▸ The exercise
Please extract every line of the rows below that contains the string "swatch", matching case exactly.

++++++++++++++++++++

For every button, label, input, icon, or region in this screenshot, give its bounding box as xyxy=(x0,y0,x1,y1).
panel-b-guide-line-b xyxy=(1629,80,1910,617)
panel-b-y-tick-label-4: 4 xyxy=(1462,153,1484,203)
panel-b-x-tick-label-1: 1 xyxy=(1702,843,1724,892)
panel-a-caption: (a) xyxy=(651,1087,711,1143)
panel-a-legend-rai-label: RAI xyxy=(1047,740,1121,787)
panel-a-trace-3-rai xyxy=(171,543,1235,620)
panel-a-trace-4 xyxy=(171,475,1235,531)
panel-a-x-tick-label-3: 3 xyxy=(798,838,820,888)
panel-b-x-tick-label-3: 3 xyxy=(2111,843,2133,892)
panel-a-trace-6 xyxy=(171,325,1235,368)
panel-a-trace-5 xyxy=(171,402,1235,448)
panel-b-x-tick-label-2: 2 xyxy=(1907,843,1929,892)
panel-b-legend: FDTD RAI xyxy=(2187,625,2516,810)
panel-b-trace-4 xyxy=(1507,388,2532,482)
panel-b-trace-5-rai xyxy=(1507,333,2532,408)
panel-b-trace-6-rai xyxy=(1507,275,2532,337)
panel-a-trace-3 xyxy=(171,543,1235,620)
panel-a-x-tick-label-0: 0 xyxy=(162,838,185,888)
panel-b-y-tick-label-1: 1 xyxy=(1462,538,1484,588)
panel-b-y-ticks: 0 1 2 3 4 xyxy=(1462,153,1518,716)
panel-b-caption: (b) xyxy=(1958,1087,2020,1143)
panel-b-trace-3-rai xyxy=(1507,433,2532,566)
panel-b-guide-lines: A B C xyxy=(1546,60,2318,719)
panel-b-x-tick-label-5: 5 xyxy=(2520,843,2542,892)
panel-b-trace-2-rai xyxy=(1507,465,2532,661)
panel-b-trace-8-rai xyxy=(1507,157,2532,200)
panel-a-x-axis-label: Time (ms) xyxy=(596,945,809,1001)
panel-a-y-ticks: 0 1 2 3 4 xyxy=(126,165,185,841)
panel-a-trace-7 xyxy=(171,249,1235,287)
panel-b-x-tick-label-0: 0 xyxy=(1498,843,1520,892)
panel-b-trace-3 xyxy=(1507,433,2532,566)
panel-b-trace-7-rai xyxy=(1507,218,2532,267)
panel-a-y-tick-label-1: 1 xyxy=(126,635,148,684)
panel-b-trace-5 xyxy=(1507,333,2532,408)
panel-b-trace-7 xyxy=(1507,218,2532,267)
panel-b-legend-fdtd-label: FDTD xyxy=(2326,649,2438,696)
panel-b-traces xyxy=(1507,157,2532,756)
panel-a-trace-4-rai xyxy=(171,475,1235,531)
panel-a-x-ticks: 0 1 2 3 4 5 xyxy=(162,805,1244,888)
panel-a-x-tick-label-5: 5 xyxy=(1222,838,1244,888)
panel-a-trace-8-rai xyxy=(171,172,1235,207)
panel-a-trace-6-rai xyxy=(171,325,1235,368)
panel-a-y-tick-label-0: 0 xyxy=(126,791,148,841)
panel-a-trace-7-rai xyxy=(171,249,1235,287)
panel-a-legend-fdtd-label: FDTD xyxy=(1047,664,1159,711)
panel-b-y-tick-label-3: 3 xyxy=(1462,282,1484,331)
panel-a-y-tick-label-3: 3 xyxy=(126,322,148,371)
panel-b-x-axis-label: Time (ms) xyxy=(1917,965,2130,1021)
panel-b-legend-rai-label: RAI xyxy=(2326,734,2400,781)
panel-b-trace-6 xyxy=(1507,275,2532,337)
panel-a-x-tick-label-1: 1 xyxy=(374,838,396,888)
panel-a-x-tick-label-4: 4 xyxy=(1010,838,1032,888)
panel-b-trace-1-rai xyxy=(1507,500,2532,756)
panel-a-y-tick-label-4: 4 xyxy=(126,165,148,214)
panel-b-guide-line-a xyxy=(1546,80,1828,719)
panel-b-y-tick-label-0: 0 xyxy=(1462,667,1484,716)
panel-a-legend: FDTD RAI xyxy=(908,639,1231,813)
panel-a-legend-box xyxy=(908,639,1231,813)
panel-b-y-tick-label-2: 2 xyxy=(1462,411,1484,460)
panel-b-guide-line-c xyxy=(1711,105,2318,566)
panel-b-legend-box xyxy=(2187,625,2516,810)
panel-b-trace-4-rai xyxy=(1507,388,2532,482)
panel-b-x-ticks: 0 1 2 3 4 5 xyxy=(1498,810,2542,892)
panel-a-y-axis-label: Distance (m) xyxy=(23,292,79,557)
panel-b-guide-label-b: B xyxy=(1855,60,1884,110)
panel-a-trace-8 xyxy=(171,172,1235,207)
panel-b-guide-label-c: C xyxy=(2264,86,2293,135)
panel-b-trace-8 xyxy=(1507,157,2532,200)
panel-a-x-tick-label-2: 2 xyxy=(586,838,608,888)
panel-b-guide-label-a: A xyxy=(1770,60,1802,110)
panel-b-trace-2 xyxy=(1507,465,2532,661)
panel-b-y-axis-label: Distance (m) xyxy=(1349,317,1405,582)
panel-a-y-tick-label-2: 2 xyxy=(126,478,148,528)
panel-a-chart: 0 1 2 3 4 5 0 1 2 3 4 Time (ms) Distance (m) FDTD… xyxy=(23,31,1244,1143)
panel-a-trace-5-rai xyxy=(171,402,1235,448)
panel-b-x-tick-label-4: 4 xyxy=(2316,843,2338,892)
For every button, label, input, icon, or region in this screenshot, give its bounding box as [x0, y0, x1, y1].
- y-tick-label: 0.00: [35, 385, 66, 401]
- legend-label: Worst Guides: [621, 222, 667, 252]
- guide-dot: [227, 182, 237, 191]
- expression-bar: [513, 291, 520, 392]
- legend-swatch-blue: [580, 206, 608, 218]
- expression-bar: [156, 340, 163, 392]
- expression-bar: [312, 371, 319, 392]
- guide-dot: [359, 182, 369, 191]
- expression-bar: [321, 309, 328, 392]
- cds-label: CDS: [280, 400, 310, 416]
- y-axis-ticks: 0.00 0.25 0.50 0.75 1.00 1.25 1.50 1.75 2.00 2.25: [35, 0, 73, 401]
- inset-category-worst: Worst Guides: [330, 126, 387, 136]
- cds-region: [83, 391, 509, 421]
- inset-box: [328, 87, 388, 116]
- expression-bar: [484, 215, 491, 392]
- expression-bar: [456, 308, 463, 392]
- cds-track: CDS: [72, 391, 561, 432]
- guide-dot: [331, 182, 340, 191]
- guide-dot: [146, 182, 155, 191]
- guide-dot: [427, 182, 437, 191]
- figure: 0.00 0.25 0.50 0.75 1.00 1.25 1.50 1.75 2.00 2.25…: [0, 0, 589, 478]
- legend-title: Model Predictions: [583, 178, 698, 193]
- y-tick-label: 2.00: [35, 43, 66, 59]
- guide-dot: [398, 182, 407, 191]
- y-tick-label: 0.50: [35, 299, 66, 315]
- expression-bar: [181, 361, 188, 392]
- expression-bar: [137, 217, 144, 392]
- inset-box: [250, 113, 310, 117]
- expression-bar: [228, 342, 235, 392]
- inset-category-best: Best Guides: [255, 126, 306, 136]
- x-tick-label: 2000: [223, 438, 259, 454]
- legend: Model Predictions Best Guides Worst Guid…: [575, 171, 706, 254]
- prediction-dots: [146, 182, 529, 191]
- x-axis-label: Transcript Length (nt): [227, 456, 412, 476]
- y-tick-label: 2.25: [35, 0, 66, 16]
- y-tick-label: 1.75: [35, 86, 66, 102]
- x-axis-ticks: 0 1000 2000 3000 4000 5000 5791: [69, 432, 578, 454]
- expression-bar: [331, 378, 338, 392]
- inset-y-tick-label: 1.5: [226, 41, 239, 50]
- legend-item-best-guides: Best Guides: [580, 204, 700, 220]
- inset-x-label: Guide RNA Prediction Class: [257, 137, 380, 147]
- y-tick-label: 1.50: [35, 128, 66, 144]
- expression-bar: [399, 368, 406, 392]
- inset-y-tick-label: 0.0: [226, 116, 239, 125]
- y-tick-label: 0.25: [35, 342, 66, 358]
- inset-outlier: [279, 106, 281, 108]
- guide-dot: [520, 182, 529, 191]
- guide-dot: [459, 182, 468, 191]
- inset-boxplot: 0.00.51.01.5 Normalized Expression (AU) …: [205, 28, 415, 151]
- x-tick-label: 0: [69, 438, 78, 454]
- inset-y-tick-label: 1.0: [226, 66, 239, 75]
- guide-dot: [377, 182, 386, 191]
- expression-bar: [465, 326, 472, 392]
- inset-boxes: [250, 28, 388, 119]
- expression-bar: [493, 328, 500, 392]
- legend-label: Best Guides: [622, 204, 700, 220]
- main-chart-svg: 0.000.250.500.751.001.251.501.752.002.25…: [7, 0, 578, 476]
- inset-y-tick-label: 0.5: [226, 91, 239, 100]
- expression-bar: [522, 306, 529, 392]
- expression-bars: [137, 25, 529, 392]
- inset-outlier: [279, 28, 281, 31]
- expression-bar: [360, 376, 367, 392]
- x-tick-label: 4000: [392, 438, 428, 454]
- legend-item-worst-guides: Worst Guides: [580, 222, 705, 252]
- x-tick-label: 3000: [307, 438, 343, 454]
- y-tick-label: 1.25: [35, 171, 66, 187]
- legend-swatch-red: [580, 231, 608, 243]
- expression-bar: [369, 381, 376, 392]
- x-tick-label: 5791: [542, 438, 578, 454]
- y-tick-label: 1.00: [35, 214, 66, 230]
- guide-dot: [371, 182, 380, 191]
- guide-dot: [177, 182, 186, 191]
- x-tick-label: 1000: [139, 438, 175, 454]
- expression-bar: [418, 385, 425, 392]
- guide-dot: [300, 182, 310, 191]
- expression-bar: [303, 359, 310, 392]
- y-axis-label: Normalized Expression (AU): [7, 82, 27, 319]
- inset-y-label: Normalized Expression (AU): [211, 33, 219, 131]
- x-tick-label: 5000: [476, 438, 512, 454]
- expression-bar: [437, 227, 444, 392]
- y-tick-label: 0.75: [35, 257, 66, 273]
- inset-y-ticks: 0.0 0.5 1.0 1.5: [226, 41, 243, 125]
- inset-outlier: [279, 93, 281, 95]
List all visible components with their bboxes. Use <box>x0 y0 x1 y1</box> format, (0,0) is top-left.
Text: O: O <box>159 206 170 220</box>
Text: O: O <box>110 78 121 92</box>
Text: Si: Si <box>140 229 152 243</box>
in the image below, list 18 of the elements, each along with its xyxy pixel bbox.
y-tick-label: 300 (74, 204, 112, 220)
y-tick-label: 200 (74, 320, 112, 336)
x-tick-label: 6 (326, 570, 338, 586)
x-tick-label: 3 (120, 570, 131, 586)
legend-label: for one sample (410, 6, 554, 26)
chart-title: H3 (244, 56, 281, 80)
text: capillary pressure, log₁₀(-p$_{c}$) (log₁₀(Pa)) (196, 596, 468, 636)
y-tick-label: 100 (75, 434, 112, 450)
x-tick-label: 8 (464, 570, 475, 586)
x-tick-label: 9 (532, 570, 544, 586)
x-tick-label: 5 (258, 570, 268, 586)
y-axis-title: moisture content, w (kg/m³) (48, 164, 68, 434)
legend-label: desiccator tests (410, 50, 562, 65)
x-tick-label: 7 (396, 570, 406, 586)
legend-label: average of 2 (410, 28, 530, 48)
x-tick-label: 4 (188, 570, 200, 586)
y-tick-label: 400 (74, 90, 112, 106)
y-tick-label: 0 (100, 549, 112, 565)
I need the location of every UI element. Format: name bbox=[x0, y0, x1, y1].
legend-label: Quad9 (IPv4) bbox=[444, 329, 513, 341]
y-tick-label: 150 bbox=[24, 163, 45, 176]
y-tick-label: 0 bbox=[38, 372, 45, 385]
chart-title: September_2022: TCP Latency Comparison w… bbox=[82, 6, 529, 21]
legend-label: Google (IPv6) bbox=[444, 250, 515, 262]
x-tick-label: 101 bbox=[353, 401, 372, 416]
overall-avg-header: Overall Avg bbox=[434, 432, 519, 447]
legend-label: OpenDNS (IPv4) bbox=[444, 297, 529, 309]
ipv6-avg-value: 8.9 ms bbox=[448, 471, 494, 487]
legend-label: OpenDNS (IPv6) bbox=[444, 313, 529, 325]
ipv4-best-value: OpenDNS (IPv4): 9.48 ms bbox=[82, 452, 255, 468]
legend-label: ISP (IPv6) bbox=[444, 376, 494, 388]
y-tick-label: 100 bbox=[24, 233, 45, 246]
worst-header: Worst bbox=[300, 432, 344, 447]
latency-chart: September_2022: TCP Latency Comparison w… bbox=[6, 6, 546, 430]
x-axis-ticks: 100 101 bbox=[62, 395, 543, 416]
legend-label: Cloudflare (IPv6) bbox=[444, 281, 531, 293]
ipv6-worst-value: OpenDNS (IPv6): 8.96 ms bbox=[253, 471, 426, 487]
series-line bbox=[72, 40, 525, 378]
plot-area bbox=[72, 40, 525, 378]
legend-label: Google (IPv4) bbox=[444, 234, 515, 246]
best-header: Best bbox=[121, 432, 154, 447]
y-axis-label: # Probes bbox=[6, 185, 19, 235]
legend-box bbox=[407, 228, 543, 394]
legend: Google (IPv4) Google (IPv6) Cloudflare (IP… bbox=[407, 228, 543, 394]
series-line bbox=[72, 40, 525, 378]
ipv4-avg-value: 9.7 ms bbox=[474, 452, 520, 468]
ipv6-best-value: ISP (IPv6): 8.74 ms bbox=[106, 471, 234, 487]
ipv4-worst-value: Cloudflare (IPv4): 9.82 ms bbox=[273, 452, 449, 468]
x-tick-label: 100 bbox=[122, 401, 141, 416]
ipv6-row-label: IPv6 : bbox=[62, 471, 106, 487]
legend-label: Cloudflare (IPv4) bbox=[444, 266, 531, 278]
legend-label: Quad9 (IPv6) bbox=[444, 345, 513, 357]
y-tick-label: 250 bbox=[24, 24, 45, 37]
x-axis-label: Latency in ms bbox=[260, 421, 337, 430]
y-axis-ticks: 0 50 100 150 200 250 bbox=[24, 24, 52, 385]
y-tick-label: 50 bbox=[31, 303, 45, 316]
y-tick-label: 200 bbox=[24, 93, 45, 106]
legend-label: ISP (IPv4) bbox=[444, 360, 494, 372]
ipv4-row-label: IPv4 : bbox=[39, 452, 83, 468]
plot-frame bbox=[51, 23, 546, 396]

++++++++++++++++++++

▸ Result below
- legend-swatch-blue: [580, 206, 608, 218]
- legend-swatch-red: [580, 231, 608, 243]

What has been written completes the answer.